━━━ Listed records

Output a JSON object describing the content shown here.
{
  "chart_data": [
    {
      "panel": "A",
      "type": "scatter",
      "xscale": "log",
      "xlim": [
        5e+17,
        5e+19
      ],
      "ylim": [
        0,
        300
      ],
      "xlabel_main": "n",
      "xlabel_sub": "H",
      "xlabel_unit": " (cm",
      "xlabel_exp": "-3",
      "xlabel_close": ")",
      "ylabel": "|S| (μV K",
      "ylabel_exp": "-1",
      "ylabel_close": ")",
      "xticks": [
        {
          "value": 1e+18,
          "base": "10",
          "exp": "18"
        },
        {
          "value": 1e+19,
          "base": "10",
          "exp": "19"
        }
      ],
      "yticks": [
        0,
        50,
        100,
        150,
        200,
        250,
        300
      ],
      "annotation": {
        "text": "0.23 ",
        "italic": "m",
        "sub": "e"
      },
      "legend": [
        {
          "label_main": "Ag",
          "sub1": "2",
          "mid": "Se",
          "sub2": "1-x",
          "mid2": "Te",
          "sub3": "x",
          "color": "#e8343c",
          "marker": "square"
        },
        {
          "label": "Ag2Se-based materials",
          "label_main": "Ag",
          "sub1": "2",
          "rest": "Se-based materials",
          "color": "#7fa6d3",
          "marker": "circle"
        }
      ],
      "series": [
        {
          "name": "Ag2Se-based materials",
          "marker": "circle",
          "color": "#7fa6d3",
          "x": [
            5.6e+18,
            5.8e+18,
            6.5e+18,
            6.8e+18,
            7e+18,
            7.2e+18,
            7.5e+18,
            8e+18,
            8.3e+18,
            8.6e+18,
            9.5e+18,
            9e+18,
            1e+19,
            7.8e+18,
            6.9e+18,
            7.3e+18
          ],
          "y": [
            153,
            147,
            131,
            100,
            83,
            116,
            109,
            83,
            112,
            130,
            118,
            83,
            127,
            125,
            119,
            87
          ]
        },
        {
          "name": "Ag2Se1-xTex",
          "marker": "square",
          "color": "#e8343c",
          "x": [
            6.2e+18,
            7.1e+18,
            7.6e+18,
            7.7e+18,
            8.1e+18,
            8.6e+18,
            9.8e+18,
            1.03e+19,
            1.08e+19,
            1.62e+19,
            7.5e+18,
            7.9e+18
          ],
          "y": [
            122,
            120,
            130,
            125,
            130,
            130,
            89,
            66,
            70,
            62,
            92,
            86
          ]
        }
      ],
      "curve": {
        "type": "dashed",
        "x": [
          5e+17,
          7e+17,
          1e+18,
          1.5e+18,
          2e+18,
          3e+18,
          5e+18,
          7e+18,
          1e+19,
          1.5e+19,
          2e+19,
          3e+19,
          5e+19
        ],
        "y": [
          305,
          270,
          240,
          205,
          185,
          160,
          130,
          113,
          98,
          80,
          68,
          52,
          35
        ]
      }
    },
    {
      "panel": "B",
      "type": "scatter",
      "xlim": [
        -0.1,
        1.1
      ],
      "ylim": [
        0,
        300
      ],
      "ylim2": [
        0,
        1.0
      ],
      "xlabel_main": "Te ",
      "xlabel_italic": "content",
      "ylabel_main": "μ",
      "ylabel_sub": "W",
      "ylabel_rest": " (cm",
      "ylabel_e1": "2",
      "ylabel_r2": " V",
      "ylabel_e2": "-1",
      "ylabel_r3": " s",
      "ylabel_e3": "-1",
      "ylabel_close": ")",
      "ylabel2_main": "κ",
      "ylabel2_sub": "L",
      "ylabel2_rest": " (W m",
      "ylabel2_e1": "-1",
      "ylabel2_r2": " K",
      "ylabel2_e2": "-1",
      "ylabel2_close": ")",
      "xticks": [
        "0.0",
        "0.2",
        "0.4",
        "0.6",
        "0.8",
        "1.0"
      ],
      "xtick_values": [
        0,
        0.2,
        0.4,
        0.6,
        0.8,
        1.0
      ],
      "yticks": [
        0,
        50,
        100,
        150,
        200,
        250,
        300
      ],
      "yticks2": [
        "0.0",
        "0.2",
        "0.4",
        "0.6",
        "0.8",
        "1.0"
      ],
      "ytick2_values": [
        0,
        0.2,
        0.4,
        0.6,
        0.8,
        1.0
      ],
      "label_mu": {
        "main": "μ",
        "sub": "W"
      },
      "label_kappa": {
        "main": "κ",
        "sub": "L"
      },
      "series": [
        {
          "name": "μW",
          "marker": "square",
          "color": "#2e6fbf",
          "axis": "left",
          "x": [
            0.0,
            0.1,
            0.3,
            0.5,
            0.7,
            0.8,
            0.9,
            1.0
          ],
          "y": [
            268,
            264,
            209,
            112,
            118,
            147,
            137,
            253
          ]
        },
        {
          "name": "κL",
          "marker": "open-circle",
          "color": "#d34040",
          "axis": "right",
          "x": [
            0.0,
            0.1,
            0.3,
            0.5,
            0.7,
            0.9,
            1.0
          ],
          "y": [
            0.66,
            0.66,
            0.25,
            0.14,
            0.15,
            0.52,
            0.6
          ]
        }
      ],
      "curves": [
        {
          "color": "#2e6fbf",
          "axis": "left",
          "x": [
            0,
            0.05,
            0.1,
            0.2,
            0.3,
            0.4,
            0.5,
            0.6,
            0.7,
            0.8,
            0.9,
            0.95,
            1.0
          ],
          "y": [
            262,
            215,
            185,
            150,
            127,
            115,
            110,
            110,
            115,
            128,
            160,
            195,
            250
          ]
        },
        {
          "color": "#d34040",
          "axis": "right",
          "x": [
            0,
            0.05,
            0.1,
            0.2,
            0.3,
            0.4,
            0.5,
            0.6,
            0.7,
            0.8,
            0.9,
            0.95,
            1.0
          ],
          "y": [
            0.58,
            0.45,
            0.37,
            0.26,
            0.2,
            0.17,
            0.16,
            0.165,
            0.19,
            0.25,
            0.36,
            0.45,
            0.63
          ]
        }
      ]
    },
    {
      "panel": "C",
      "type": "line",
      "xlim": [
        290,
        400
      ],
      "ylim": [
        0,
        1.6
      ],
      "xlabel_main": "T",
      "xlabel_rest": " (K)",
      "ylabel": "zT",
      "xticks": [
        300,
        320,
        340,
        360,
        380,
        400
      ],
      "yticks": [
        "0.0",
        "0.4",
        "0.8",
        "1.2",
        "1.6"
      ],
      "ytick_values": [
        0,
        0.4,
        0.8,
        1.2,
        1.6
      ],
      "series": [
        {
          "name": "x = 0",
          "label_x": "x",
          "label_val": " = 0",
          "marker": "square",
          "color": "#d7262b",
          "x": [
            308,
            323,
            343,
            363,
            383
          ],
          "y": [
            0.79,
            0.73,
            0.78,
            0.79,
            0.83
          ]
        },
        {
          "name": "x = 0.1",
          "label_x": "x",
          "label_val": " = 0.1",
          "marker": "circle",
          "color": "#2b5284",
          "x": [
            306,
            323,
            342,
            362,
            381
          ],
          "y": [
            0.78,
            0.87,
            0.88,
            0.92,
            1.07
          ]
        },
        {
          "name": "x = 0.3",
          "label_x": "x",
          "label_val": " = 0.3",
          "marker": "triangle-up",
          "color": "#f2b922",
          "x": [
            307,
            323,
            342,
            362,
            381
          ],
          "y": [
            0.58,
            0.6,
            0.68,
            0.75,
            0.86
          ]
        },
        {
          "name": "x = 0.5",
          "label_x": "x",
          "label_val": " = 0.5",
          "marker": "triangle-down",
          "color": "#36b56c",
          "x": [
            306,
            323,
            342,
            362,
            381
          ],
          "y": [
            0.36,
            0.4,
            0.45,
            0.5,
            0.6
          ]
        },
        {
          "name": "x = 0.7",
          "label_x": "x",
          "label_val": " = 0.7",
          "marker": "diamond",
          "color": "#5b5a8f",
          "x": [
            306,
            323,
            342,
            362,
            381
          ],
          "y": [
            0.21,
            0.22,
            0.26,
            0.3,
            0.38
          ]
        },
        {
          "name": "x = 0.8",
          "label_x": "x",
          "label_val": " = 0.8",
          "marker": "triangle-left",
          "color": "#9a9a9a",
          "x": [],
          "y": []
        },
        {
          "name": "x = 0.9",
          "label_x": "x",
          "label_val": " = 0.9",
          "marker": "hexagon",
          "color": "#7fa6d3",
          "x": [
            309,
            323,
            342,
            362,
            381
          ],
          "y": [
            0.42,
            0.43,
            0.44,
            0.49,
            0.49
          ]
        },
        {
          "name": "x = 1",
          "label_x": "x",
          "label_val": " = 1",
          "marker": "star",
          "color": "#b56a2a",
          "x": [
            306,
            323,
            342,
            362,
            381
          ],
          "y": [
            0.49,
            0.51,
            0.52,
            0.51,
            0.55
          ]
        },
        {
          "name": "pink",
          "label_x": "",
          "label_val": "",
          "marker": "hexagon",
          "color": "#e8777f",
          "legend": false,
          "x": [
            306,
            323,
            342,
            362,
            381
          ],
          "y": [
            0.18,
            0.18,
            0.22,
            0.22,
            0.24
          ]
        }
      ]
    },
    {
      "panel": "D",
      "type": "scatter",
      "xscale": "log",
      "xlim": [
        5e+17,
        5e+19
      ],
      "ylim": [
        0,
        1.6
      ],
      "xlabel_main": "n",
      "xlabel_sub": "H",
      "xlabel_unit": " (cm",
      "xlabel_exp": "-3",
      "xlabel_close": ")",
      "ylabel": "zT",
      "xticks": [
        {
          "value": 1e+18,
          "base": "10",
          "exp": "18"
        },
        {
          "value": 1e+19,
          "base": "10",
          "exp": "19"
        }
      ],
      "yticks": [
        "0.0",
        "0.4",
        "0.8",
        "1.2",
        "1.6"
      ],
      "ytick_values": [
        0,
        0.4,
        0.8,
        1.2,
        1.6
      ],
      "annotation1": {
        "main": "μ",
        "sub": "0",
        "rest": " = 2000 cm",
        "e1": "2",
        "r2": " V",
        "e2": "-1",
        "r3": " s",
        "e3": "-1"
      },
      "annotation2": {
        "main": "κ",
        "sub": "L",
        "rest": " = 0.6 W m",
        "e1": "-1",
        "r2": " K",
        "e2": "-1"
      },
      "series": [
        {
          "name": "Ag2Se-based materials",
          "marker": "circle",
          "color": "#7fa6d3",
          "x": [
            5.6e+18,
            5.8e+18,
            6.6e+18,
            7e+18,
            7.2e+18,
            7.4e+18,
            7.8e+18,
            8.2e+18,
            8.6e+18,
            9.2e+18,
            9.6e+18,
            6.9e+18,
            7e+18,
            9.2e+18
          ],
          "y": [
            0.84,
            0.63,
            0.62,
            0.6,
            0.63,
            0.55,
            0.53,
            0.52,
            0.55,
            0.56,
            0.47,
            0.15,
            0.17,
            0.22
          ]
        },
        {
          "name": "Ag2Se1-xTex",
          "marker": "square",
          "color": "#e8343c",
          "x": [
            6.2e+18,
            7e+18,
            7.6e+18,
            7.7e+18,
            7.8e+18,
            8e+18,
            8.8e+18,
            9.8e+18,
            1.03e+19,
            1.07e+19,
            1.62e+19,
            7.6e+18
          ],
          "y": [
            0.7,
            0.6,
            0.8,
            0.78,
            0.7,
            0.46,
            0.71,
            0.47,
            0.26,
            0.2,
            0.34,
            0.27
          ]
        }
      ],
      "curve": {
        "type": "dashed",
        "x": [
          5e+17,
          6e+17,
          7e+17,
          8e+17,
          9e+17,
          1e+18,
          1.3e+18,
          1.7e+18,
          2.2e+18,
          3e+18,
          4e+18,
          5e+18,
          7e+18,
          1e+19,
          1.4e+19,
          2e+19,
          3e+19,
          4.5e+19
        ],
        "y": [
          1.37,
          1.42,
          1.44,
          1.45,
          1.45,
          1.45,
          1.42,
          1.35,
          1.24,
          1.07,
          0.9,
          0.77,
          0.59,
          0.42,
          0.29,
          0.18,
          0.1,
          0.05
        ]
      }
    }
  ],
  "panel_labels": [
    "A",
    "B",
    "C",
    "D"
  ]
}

━━━━━━

Count the lines that hold the string "content" and state that number alone.

2